# Your instructions
Below are records to be output exactly, every one of them.
──────
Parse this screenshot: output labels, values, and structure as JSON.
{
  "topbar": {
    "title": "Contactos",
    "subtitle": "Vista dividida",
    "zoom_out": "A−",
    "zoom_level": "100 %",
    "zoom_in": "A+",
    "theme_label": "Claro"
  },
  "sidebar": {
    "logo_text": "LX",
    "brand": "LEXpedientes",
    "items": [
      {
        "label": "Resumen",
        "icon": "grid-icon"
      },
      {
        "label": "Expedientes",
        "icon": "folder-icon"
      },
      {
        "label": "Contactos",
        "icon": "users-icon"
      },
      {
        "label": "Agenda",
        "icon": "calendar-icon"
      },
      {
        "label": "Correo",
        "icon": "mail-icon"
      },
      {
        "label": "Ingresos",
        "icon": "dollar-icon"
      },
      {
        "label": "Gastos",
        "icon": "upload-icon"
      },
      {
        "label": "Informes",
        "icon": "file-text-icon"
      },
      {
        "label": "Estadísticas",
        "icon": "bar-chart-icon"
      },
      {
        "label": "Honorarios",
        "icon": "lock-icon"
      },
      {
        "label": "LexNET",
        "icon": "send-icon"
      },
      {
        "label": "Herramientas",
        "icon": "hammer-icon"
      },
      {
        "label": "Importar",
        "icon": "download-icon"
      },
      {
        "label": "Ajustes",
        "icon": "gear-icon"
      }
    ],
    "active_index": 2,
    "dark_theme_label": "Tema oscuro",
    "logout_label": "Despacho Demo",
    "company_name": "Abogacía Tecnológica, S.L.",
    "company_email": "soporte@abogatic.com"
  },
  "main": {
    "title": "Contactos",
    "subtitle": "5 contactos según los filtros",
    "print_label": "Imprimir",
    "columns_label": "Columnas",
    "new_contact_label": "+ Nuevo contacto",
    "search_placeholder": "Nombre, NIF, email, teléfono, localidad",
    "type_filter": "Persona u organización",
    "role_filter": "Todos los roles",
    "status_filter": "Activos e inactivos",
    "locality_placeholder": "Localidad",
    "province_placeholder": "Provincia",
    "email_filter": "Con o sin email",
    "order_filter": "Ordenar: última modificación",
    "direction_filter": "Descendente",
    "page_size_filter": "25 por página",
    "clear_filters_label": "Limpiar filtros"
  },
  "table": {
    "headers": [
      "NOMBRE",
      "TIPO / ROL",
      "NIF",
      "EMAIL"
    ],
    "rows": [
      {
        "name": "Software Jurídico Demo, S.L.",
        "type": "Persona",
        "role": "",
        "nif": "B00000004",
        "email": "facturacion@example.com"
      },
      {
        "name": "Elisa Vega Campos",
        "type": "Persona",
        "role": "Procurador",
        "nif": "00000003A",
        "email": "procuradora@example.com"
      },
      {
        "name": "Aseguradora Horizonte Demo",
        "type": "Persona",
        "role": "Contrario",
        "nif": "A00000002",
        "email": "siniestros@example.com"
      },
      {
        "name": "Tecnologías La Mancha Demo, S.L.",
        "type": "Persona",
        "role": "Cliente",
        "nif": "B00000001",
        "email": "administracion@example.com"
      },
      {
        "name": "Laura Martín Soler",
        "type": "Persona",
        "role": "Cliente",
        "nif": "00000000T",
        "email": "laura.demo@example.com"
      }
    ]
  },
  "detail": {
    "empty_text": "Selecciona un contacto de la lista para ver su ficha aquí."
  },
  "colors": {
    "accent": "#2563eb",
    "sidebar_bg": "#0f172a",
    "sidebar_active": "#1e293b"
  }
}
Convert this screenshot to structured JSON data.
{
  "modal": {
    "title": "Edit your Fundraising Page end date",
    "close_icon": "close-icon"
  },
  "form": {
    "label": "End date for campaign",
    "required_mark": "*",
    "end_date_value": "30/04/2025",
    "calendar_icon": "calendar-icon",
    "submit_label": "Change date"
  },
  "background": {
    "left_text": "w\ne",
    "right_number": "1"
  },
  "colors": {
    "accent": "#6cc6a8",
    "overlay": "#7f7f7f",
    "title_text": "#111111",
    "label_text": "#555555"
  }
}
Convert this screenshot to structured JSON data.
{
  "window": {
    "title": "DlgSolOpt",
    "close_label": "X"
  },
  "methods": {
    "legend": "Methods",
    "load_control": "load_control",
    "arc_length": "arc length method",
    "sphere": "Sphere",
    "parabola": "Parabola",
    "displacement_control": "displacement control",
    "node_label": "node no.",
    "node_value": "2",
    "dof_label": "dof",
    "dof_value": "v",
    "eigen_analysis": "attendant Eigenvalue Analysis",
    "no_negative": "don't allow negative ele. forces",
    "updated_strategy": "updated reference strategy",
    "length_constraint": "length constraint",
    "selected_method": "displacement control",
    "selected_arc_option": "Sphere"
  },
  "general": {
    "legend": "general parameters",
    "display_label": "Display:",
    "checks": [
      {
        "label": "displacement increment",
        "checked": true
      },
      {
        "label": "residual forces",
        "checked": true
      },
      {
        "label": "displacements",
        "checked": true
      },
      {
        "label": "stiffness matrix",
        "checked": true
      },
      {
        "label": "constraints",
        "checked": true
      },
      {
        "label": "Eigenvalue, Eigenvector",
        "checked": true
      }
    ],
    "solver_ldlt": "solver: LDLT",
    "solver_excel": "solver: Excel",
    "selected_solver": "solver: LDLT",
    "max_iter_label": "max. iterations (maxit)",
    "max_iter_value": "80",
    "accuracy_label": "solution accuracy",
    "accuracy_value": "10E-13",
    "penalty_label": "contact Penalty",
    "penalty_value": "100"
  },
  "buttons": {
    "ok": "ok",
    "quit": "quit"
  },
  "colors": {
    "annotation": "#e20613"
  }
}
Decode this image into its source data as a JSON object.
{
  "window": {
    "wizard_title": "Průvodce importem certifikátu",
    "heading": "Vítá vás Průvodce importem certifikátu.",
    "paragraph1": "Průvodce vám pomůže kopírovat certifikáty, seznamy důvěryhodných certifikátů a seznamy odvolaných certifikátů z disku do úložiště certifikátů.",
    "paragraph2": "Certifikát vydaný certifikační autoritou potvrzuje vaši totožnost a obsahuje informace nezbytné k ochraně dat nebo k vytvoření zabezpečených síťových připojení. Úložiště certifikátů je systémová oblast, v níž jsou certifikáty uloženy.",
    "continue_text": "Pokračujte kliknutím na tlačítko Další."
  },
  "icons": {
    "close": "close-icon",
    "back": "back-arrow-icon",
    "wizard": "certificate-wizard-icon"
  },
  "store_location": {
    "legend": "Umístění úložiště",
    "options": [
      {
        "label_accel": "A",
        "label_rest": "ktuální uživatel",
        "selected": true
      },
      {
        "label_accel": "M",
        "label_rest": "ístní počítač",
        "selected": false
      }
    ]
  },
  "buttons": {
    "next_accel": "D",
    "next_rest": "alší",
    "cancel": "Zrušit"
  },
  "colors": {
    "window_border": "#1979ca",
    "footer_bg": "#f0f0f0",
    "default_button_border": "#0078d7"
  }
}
──────
# Response below
Parse this screenshot: output labels, values, and structure as JSON.
{
  "topbar": {
    "title": "Contactos",
    "subtitle": "Vista dividida",
    "zoom_out": "A−",
    "zoom_level": "100 %",
    "zoom_in": "A+",
    "theme_label": "Claro"
  },
  "sidebar": {
    "logo_text": "LX",
    "brand": "LEXpedientes",
    "items": [
      {
        "label": "Resumen",
        "icon": "grid-icon"
      },
      {
        "label": "Expedientes",
        "icon": "folder-icon"
      },
      {
        "label": "Contactos",
        "icon": "users-icon"
      },
      {
        "label": "Agenda",
        "icon": "calendar-icon"
      },
      {
        "label": "Correo",
        "icon": "mail-icon"
      },
      {
        "label": "Ingresos",
        "icon": "dollar-icon"
      },
      {
        "label": "Gastos",
        "icon": "upload-icon"
      },
      {
        "label": "Informes",
        "icon": "file-text-icon"
      },
      {
        "label": "Estadísticas",
        "icon": "bar-chart-icon"
      },
      {
        "label": "Honorarios",
        "icon": "lock-icon"
      },
      {
        "label": "LexNET",
        "icon": "send-icon"
      },
      {
        "label": "Herramientas",
        "icon": "hammer-icon"
      },
      {
        "label": "Importar",
        "icon": "download-icon"
      },
      {
        "label": "Ajustes",
        "icon": "gear-icon"
      }
    ],
    "active_index": 2,
    "dark_theme_label": "Tema oscuro",
    "logout_label": "Despacho Demo",
    "company_name": "Abogacía Tecnológica, S.L.",
    "company_email": "soporte@abogatic.com"
  },
  "main": {
    "title": "Contactos",
    "subtitle": "5 contactos según los filtros",
    "print_label": "Imprimir",
    "columns_label": "Columnas",
    "new_contact_label": "+ Nuevo contacto",
    "search_placeholder": "Nombre, NIF, email, teléfono, localidad",
    "type_filter": "Persona u organización",
    "role_filter": "Todos los roles",
    "status_filter": "Activos e inactivos",
    "locality_placeholder": "Localidad",
    "province_placeholder": "Provincia",
    "email_filter": "Con o sin email",
    "order_filter": "Ordenar: última modificación",
    "direction_filter": "Descendente",
    "page_size_filter": "25 por página",
    "clear_filters_label": "Limpiar filtros"
  },
  "table": {
    "headers": [
      "NOMBRE",
      "TIPO / ROL",
      "NIF",
      "EMAIL"
    ],
    "rows": [
      {
        "name": "Software Jurídico Demo, S.L.",
        "type": "Persona",
        "role": "",
        "nif": "B00000004",
        "email": "facturacion@example.com"
      },
      {
        "name": "Elisa Vega Campos",
        "type": "Persona",
        "role": "Procurador",
        "nif": "00000003A",
        "email": "procuradora@example.com"
      },
      {
        "name": "Aseguradora Horizonte Demo",
        "type": "Persona",
        "role": "Contrario",
        "nif": "A00000002",
        "email": "siniestros@example.com"
      },
      {
        "name": "Tecnologías La Mancha Demo, S.L.",
        "type": "Persona",
        "role": "Cliente",
        "nif": "B00000001",
        "email": "administracion@example.com"
      },
      {
        "name": "Laura Martín Soler",
        "type": "Persona",
        "role": "Cliente",
        "nif": "00000000T",
        "email": "laura.demo@example.com"
      }
    ]
  },
  "detail": {
    "empty_text": "Selecciona un contacto de la lista para ver su ficha aquí."
  },
  "colors": {
    "accent": "#2563eb",
    "sidebar_bg": "#0f172a",
    "sidebar_active": "#1e293b"
  }
}
Convert this screenshot to structured JSON data.
{
  "modal": {
    "title": "Edit your Fundraising Page end date",
    "close_icon": "close-icon"
  },
  "form": {
    "label": "End date for campaign",
    "required_mark": "*",
    "end_date_value": "30/04/2025",
    "calendar_icon": "calendar-icon",
    "submit_label": "Change date"
  },
  "background": {
    "left_text": "w\ne",
    "right_number": "1"
  },
  "colors": {
    "accent": "#6cc6a8",
    "overlay": "#7f7f7f",
    "title_text": "#111111",
    "label_text": "#555555"
  }
}
Convert this screenshot to structured JSON data.
{
  "window": {
    "title": "DlgSolOpt",
    "close_label": "X"
  },
  "methods": {
    "legend": "Methods",
    "load_control": "load_control",
    "arc_length": "arc length method",
    "sphere": "Sphere",
    "parabola": "Parabola",
    "displacement_control": "displacement control",
    "node_label": "node no.",
    "node_value": "2",
    "dof_label": "dof",
    "dof_value": "v",
    "eigen_analysis": "attendant Eigenvalue Analysis",
    "no_negative": "don't allow negative ele. forces",
    "updated_strategy": "updated reference strategy",
    "length_constraint": "length constraint",
    "selected_method": "displacement control",
    "selected_arc_option": "Sphere"
  },
  "general": {
    "legend": "general parameters",
    "display_label": "Display:",
    "checks": [
      {
        "label": "displacement increment",
        "checked": true
      },
      {
        "label": "residual forces",
        "checked": true
      },
      {
        "label": "displacements",
        "checked": true
      },
      {
        "label": "stiffness matrix",
        "checked": true
      },
      {
        "label": "constraints",
        "checked": true
      },
      {
        "label": "Eigenvalue, Eigenvector",
        "checked": true
      }
    ],
    "solver_ldlt": "solver: LDLT",
    "solver_excel": "solver: Excel",
    "selected_solver": "solver: LDLT",
    "max_iter_label": "max. iterations (maxit)",
    "max_iter_value": "80",
    "accuracy_label": "solution accuracy",
    "accuracy_value": "10E-13",
    "penalty_label": "contact Penalty",
    "penalty_value": "100"
  },
  "buttons": {
    "ok": "ok",
    "quit": "quit"
  },
  "colors": {
    "annotation": "#e20613"
  }
}
Decode this image into its source data as a JSON object.
{
  "window": {
    "wizard_title": "Průvodce importem certifikátu",
    "heading": "Vítá vás Průvodce importem certifikátu.",
    "paragraph1": "Průvodce vám pomůže kopírovat certifikáty, seznamy důvěryhodných certifikátů a seznamy odvolaných certifikátů z disku do úložiště certifikátů.",
    "paragraph2": "Certifikát vydaný certifikační autoritou potvrzuje vaši totožnost a obsahuje informace nezbytné k ochraně dat nebo k vytvoření zabezpečených síťových připojení. Úložiště certifikátů je systémová oblast, v níž jsou certifikáty uloženy.",
    "continue_text": "Pokračujte kliknutím na tlačítko Další."
  },
  "icons": {
    "close": "close-icon",
    "back": "back-arrow-icon",
    "wizard": "certificate-wizard-icon"
  },
  "store_location": {
    "legend": "Umístění úložiště",
    "options": [
      {
        "label_accel": "A",
        "label_rest": "ktuální uživatel",
        "selected": true
      },
      {
        "label_accel": "M",
        "label_rest": "ístní počítač",
        "selected": false
      }
    ]
  },
  "buttons": {
    "next_accel": "D",
    "next_rest": "alší",
    "cancel": "Zrušit"
  },
  "colors": {
    "window_border": "#1979ca",
    "footer_bg": "#f0f0f0",
    "default_button_border": "#0078d7"
  }
}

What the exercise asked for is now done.